All records must be quoted exactly. Omit the pictures.

▸ **LISTED RECORDS**:
----------------

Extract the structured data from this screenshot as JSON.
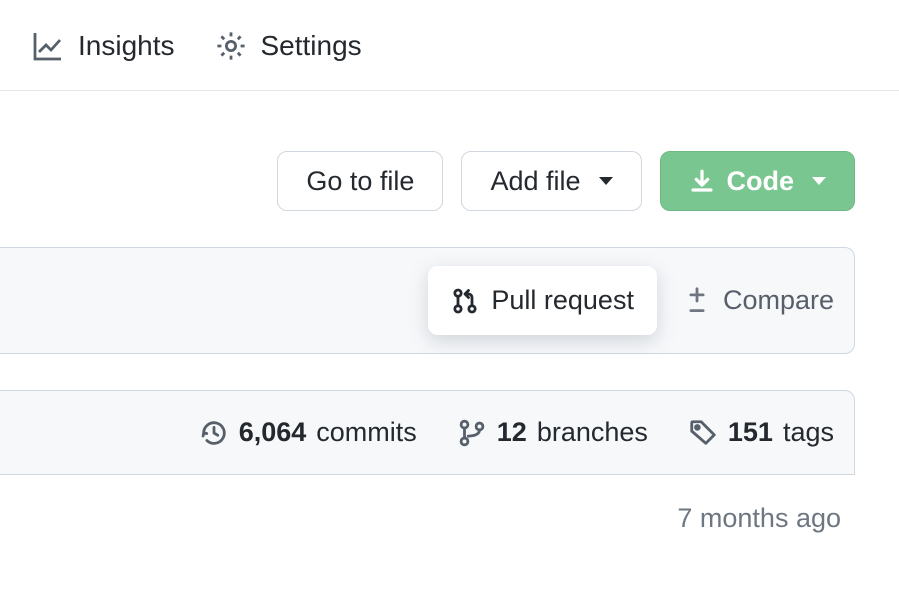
{
  "nav": {
    "insights": "Insights",
    "settings": "Settings"
  },
  "actions": {
    "go_to_file": "Go to file",
    "add_file": "Add file",
    "code": "Code"
  },
  "branch_bar": {
    "pull_request": "Pull request",
    "compare": "Compare"
  },
  "stats": {
    "commits_count": "6,064",
    "commits_label": "commits",
    "branches_count": "12",
    "branches_label": "branches",
    "tags_count": "151",
    "tags_label": "tags"
  },
  "file_row": {
    "timestamp": "7 months ago"
  }
}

----------------

▸ **CORRECT ANSWER**:
Extract the structured data from this screenshot as JSON.
{
  "nav": {
    "insights": "Insights",
    "settings": "Settings"
  },
  "actions": {
    "go_to_file": "Go to file",
    "add_file": "Add file",
    "code": "Code"
  },
  "branch_bar": {
    "pull_request": "Pull request",
    "compare": "Compare"
  },
  "stats": {
    "commits_count": "6,064",
    "commits_label": "commits",
    "branches_count": "12",
    "branches_label": "branches",
    "tags_count": "151",
    "tags_label": "tags"
  },
  "file_row": {
    "timestamp": "7 months ago"
  }
}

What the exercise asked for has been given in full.